--- start TEXT PASSAGE ---

# Labeling

For each ticker, we want to label the best buy/sell/hold actions (this is the classification label we will train on).

This is the starting logic (before extra cases complicate it):

- iterate over prices for the ticker (over time)
- e.g. prices: 
- for the first record, we will buy 1 share at that price (this becomes our balance)
- for every following record:
    - if the current price is more than the previous price
        - action = "sell"
        - if previous action is "sell", set previous row action to "hold"
    - if the current price is less than the previous price
        - action = "buy"
        - if previous action is "buy", set previous row action to "hold"
    - keep track of cost basis and profit/loss based on current liquid and realized values

This will iterate like so over the following price list:

- prices = [20, 21, 22, 18, 17, 16, 17]
- actions = 
- buy
- buy, sell
- buy, hold, sell
- buy, hold, sell, buy
- buy, hold, sell, hold, buy
- buy, hold, sell, hold, hold, buy
- buy, hold, sell, hold, hold, buy, sell (final action list)

--- end TEXT PASSAGE ---
--- start SUPPLIED RECORDS ---

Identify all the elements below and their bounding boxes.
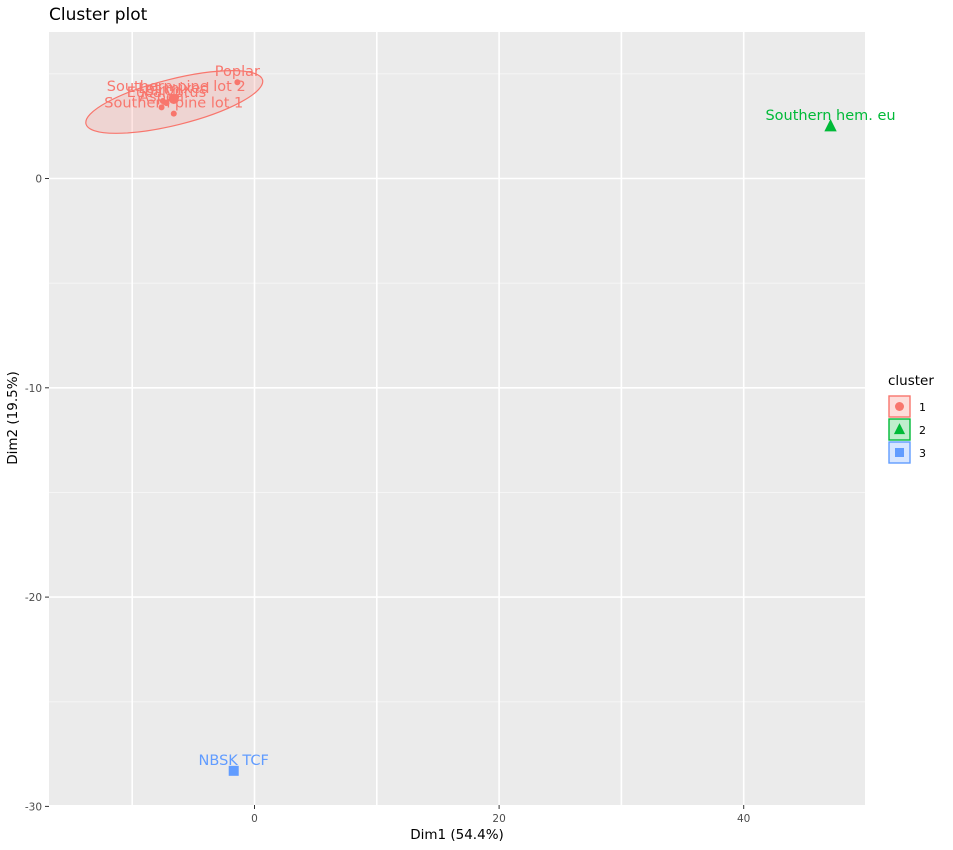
legend-key-symbol bbox=[893, 423, 906, 435]
point-label: Poplar bbox=[215, 64, 260, 80]
x-axis-ticks: 0 20 40 bbox=[251, 805, 750, 825]
data-point bbox=[824, 119, 837, 132]
point-label: NBSK TCF bbox=[199, 753, 269, 769]
data-point bbox=[170, 110, 177, 117]
point-label: Eucalyptus bbox=[127, 85, 206, 101]
legend-label: 2 bbox=[919, 424, 926, 437]
data-point bbox=[158, 104, 165, 111]
data-point bbox=[228, 765, 239, 776]
chart-title: Cluster plot bbox=[49, 5, 148, 25]
y-tick-label: 0 bbox=[35, 174, 42, 186]
x-axis-title: Dim1 (54.4%) bbox=[410, 827, 504, 843]
point-label: Southern hem. eu bbox=[765, 108, 895, 124]
x-tick-label: 40 bbox=[737, 813, 750, 825]
legend-title: cluster bbox=[888, 373, 934, 389]
legend: cluster 1 2 3 bbox=[888, 373, 934, 464]
point-label: Southern pine lot 1 bbox=[104, 96, 243, 112]
major-gridlines bbox=[49, 32, 865, 808]
point-label: Lot mixed bbox=[138, 81, 209, 97]
point-label: Southern pine lot 2 bbox=[107, 79, 246, 95]
y-tick-label: -30 bbox=[25, 801, 42, 813]
legend-key-symbol bbox=[895, 448, 904, 457]
point-label: Birch bbox=[144, 83, 181, 99]
data-point bbox=[234, 79, 241, 86]
y-axis-ticks: 0 -10 -20 -30 bbox=[25, 174, 49, 813]
legend-key-symbol bbox=[895, 402, 904, 411]
y-tick-label: -10 bbox=[25, 383, 42, 395]
legend-label: 1 bbox=[919, 401, 926, 414]
point-label: Aspen bbox=[139, 89, 184, 105]
plot-panel bbox=[49, 32, 865, 805]
cluster-centroid bbox=[168, 93, 179, 104]
y-tick-label: -20 bbox=[25, 592, 42, 604]
y-axis-title: Dim2 (19.5%) bbox=[5, 371, 21, 465]
data-point bbox=[159, 98, 166, 105]
x-tick-label: 20 bbox=[492, 813, 505, 825]
legend-label: 3 bbox=[919, 447, 926, 460]
x-tick-label: 0 bbox=[251, 813, 258, 825]
data-points bbox=[158, 79, 837, 776]
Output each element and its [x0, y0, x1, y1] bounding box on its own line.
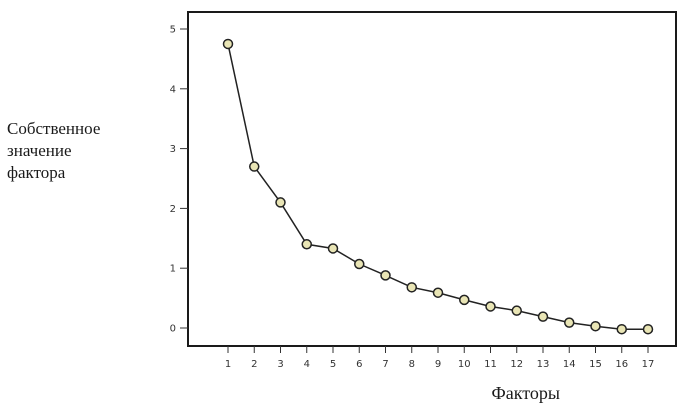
x-tick-label: 7 [382, 359, 388, 370]
data-point [590, 320, 601, 332]
x-tick-label: 14 [563, 359, 576, 370]
plot-frame [187, 11, 677, 347]
data-point [511, 305, 522, 316]
y-tick-label: 4 [170, 84, 176, 95]
x-tick-label: 13 [537, 359, 550, 370]
x-tick-label: 1 [225, 359, 231, 370]
x-tick-label: 16 [615, 359, 628, 370]
x-tick-label: 11 [484, 359, 497, 370]
x-tick-label: 4 [304, 359, 310, 370]
series-line [227, 43, 648, 330]
data-point [301, 239, 312, 250]
data-point [485, 301, 496, 312]
data-point [642, 323, 654, 335]
data-point [406, 282, 417, 293]
data-point [432, 287, 444, 298]
data-point [616, 323, 627, 335]
y-axis-label-line-1: Собственное [7, 119, 101, 138]
data-point [327, 243, 339, 254]
data-point [537, 311, 549, 322]
y-tick-label: 1 [170, 264, 176, 275]
x-tick-label: 3 [277, 359, 283, 370]
data-point [459, 294, 470, 306]
y-tick-label: 2 [170, 204, 176, 215]
x-axis-label: Факторы [491, 383, 560, 403]
x-tick-label: 5 [330, 359, 336, 370]
x-tick-label: 10 [458, 359, 471, 370]
data-point [249, 161, 260, 172]
data-point [564, 317, 575, 328]
y-tick-label: 3 [170, 144, 176, 155]
data-point [354, 258, 365, 270]
x-tick-label: 17 [642, 359, 655, 370]
data-point [380, 270, 391, 281]
x-tick-label: 8 [409, 359, 415, 370]
y-axis-label-line-2: значение [7, 141, 72, 160]
data-point [222, 38, 234, 50]
x-tick-label: 9 [435, 359, 441, 370]
y-axis-label: Собственное значение фактора [7, 118, 100, 184]
y-axis-label-line-3: фактора [7, 163, 66, 182]
x-tick-label: 6 [356, 359, 362, 370]
data-point [275, 197, 286, 208]
x-tick-label: 2 [251, 359, 257, 370]
y-tick-label: 0 [170, 324, 176, 335]
y-tick-label: 5 [170, 25, 176, 36]
x-tick-label: 12 [510, 359, 523, 370]
x-tick-label: 15 [589, 359, 602, 370]
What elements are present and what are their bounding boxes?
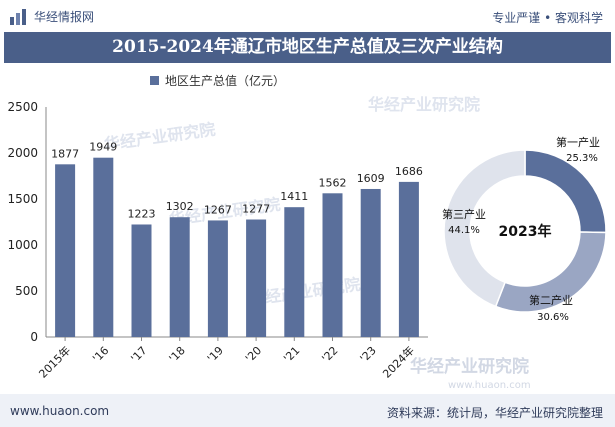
bar (93, 157, 114, 337)
bar (360, 188, 381, 337)
x-tick-label: '20 (243, 344, 264, 365)
x-tick-label: '17 (128, 344, 149, 365)
watermark-text: 华经产业研究院 (103, 120, 217, 154)
bar (131, 224, 152, 337)
bar-value-label: 1277 (242, 203, 270, 216)
bar-value-label: 1411 (280, 190, 308, 203)
bar-value-label: 1302 (166, 200, 194, 213)
x-tick-label: '21 (281, 344, 302, 365)
source-note: 资料来源：统计局，华经产业研究院整理 (386, 406, 603, 420)
bar-value-label: 1949 (89, 141, 117, 154)
legend-swatch (150, 76, 159, 85)
donut-slice-name: 第三产业 (442, 207, 486, 221)
x-tick-label: '18 (167, 344, 188, 365)
y-tick-label: 0 (30, 330, 38, 344)
chart-title: 2015-2024年通辽市地区生产总值及三次产业结构 (4, 32, 611, 63)
chart-canvas: 华经产业研究院华经产业研究院华经产业研究院华经产业研究院华经产业研究院www.h… (7, 95, 607, 391)
tagline: 专业严谨 • 客观科学 (492, 11, 603, 25)
bar-value-label: 1562 (319, 176, 347, 189)
y-tick-label: 1500 (7, 192, 38, 206)
watermark-text: 华经产业研究院 (368, 95, 480, 114)
donut-center-label: 2023年 (499, 223, 552, 240)
y-tick-label: 1000 (7, 238, 38, 252)
legend: 地区生产总值（亿元） (150, 72, 285, 89)
donut-slice-name: 第一产业 (556, 135, 600, 149)
donut-slice-value: 44.1% (448, 225, 480, 236)
bar (55, 164, 76, 337)
watermark-text: 华经产业研究院 (410, 356, 529, 377)
donut-slice-name: 第二产业 (529, 293, 573, 307)
donut-slice-value: 25.3% (566, 153, 598, 164)
brand-name: 华经情报网 (34, 10, 95, 24)
donut-chart: 2023年 第一产业 25.3% 第二产业 30.6% 第三产业 44.1% (442, 135, 607, 323)
logo-icon (10, 8, 26, 25)
bar-value-label: 1223 (128, 207, 156, 220)
footer: www.huaon.com 资料来源：统计局，华经产业研究院整理 (0, 394, 615, 427)
bar-chart: 0 500 1000 1500 2000 2500 1877 2015年 1949 '16 1223… (7, 100, 428, 381)
bar-value-label: 1267 (204, 203, 232, 216)
bar-value-label: 1686 (395, 165, 423, 178)
bar (322, 193, 343, 337)
x-tick-label: '23 (358, 344, 379, 365)
x-tick-label: '16 (90, 344, 111, 365)
legend-label: 地区生产总值（亿元） (165, 74, 286, 88)
donut-slice-value: 30.6% (537, 312, 569, 323)
top-bar: 华经情报网 专业严谨 • 客观科学 (0, 0, 615, 32)
y-tick-label: 2000 (7, 146, 38, 160)
x-tick-label: 2015年 (36, 343, 73, 380)
y-tick-label: 2500 (7, 100, 38, 114)
bar (169, 217, 190, 337)
watermark-url: www.huaon.com (448, 380, 531, 391)
x-tick-label: '22 (319, 344, 340, 365)
bar (398, 181, 419, 337)
donut-slice (443, 149, 526, 308)
bar (284, 207, 305, 337)
site-url: www.huaon.com (10, 404, 110, 418)
bar (246, 219, 267, 337)
bar-value-label: 1609 (357, 172, 385, 185)
brand: 华经情报网 (10, 8, 94, 25)
bar (207, 220, 228, 337)
y-tick-label: 500 (15, 284, 38, 298)
bar-value-label: 1877 (51, 147, 79, 160)
x-tick-label: '19 (205, 344, 226, 365)
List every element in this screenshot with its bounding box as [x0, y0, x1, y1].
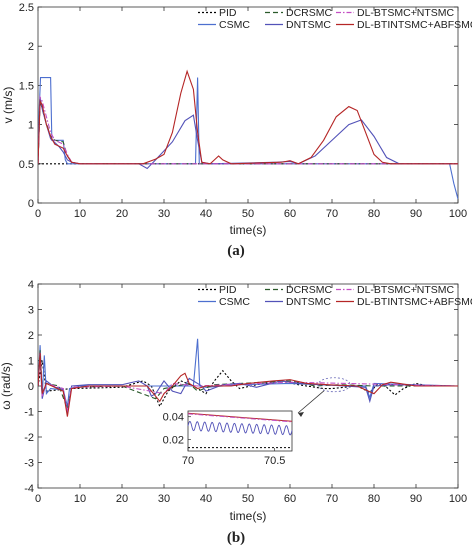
x-tick-label: 100 — [449, 208, 467, 220]
x-tick-label: 70 — [326, 208, 338, 220]
legend-label: DNTSMC — [286, 19, 331, 31]
y-tick-label: 1 — [28, 356, 34, 368]
inset-series-line — [187, 412, 293, 422]
y-tick-label: 4 — [28, 279, 34, 291]
y-tick-label: 1.5 — [19, 80, 34, 92]
y-axis-label-b: ω (rad/s) — [0, 362, 13, 409]
y-tick-label: 0 — [28, 381, 34, 393]
series-line-dl-btsmc-ntsmc — [38, 352, 458, 412]
legend-label: DL-BTINTSMC+ABFSMC — [357, 19, 472, 31]
legend-label: DL-BTSMC+NTSMC — [357, 284, 455, 296]
x-tick-label: 40 — [200, 208, 212, 220]
legend-label: PID — [219, 284, 237, 296]
legend-label: CSMC — [219, 296, 250, 308]
zoom-arrowhead — [298, 412, 304, 417]
x-tick-label: 50 — [242, 493, 254, 505]
y-tick-label: -1 — [24, 407, 34, 419]
y-tick-label: 2 — [28, 330, 34, 342]
y-tick-label: 2.5 — [19, 2, 34, 14]
inset-series-line-oscillating — [187, 420, 293, 436]
x-tick-label: 60 — [284, 208, 296, 220]
inset-zoom: 70 70.5 0.02 0.04 — [163, 377, 351, 467]
legend-label: DCRSMC — [286, 7, 332, 19]
series-line-dl-btintsmc-abfsmc — [38, 69, 458, 165]
x-tick-label: 70 — [326, 493, 338, 505]
y-tick-label: -2 — [24, 432, 34, 444]
y-tick-label: -3 — [24, 458, 34, 470]
y-tick-label: 1 — [28, 120, 34, 132]
chart-a-velocity: 0 10 20 30 40 50 60 70 80 90 100 0 0.5 1 1.5 2 2.5 time(… — [1, 2, 472, 259]
chart-b-angular-velocity: 0 10 20 30 40 50 60 70 80 90 100 -4 -3 -2 -1 0 1 2 3 4 time… — [0, 279, 472, 546]
x-tick-label: 0 — [35, 208, 41, 220]
y-tick-label: 2 — [28, 41, 34, 53]
x-tick-label: 80 — [368, 493, 380, 505]
x-tick-label: 30 — [158, 493, 170, 505]
y-tick-label: -4 — [24, 483, 34, 495]
plot-area-a — [37, 6, 459, 204]
x-tick-label: 20 — [116, 208, 128, 220]
inset-series-line — [187, 413, 293, 423]
inset-x-tick-label: 70.5 — [264, 455, 285, 467]
x-tick-label: 60 — [284, 493, 296, 505]
inset-x-tick-label: 70 — [182, 455, 194, 467]
x-tick-label: 50 — [242, 208, 254, 220]
caption-b: (b) — [227, 530, 245, 546]
legend-label: CSMC — [219, 19, 250, 31]
zoom-region-marker — [317, 377, 351, 393]
x-tick-label: 0 — [35, 493, 41, 505]
inset-y-tick-label: 0.02 — [163, 435, 184, 447]
y-tick-label: 0.5 — [19, 159, 34, 171]
legend-a: PID DCRSMC DL-BTSMC+NTSMC CSMC DNTSMC DL-BTIN… — [198, 7, 472, 31]
x-tick-label: 10 — [74, 493, 86, 505]
x-tick-label: 20 — [116, 493, 128, 505]
x-tick-label: 40 — [200, 493, 212, 505]
x-tick-label: 80 — [368, 208, 380, 220]
x-tick-label: 30 — [158, 208, 170, 220]
inset-y-tick-label: 0.04 — [163, 412, 184, 424]
x-tick-label: 90 — [410, 493, 422, 505]
legend-label: DNTSMC — [286, 296, 331, 308]
x-axis-label-b: time(s) — [230, 509, 267, 523]
x-tick-label: 100 — [449, 493, 467, 505]
legend-label: DL-BTSMC+NTSMC — [357, 7, 455, 19]
y-tick-label: 0 — [28, 198, 34, 210]
legend-label: DCRSMC — [286, 284, 332, 296]
zoom-arrow — [297, 390, 325, 414]
x-axis-label-a: time(s) — [230, 223, 267, 237]
y-axis-label-a: v (m/s) — [1, 87, 15, 124]
series-line-dl-btintsmc-abfsmc — [38, 352, 458, 417]
x-tick-label: 90 — [410, 208, 422, 220]
legend-label: PID — [219, 7, 237, 19]
x-tick-label: 10 — [74, 208, 86, 220]
legend-label: DL-BTINTSMC+ABFSMC — [357, 296, 472, 308]
caption-a: (a) — [227, 243, 245, 259]
y-tick-label: 3 — [28, 305, 34, 317]
legend-b: PID DCRSMC DL-BTSMC+NTSMC CSMC DNTSMC DL-BTIN… — [198, 284, 472, 308]
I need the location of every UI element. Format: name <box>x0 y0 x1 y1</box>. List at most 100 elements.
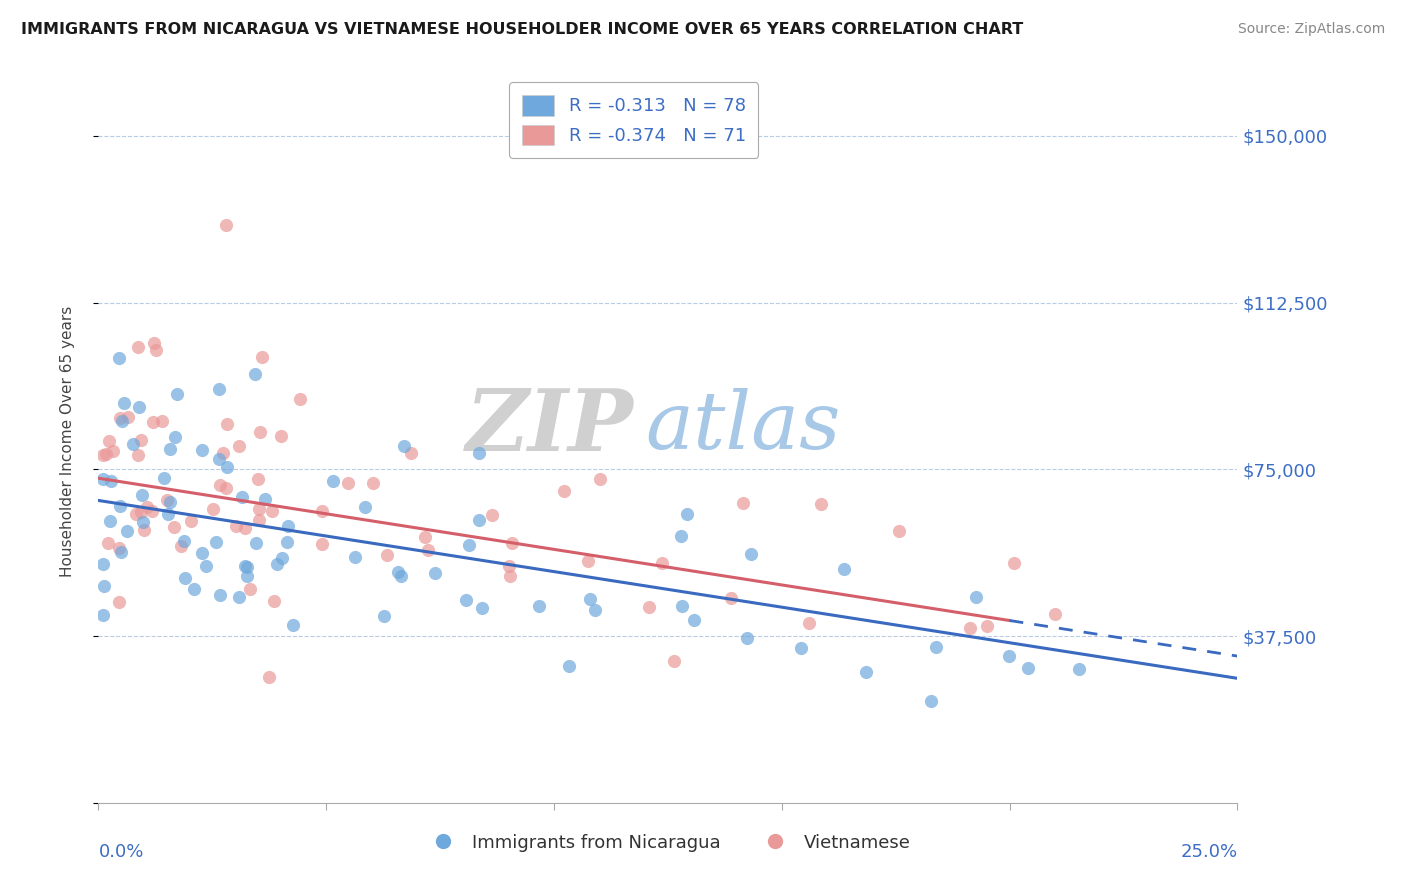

--- end SUPPLIED RECORDS ---

# TASK SET:
a) Answer these questions from the labeling text.
(i) What is done at the first record for a ticker?
(ii) If the current price is below the previous price and the previous action is "buy", what happens to the previous row?
(iii) What is the final action list for the example price list?
b) Extend the text on labeling buy/sell/hold actions, picking up after its final line.

# RESPONSE LIST:
a)
(i) One share is bought at that price, and this becomes the balance.
(ii) The previous row's action is set to "hold".
(iii) buy, hold, sell, hold, hold, buy, sell

b)
- $3 profit

In [440]:
import pandas as pd
import os
import matplotlib.pylab as plt
import logging
logging.basicConfig()
logging.getLogger().setLevel(logging.INFO)
# logging.getLogger('foo').debug('bah')
# logging.getLogger().setLevel(logging.DEBUG)
# logging.getLogger('foo').debug('bah')

In [441]:
df = pd.read_csv('signals.csv',index_col=None, header=None)
df.columns = ["ticker","price","change","time","meta_signal","meta_previous",
                "4h","1d","1w","1m",
                "4hp","1dp","1wp","1mp",
                "4h_rsi","4h_stochrsi","4h_stoch","4h_ult","4h_macd","4h_hull",
                "1d_rsi","1d_stochrsi","1d_stoch","1d_ult","1d_macd","1d_hull",
                "1w_rsi","1w_stochrsi","1w_stoch","1w_ult","1w_macd","1w_hull",
                "1m_rsi","1m_stochrsi","1m_stoch","1m_ult","1m_macd","1m_hull"
                ,"market","name","meta_move"
                ]
df.head(5)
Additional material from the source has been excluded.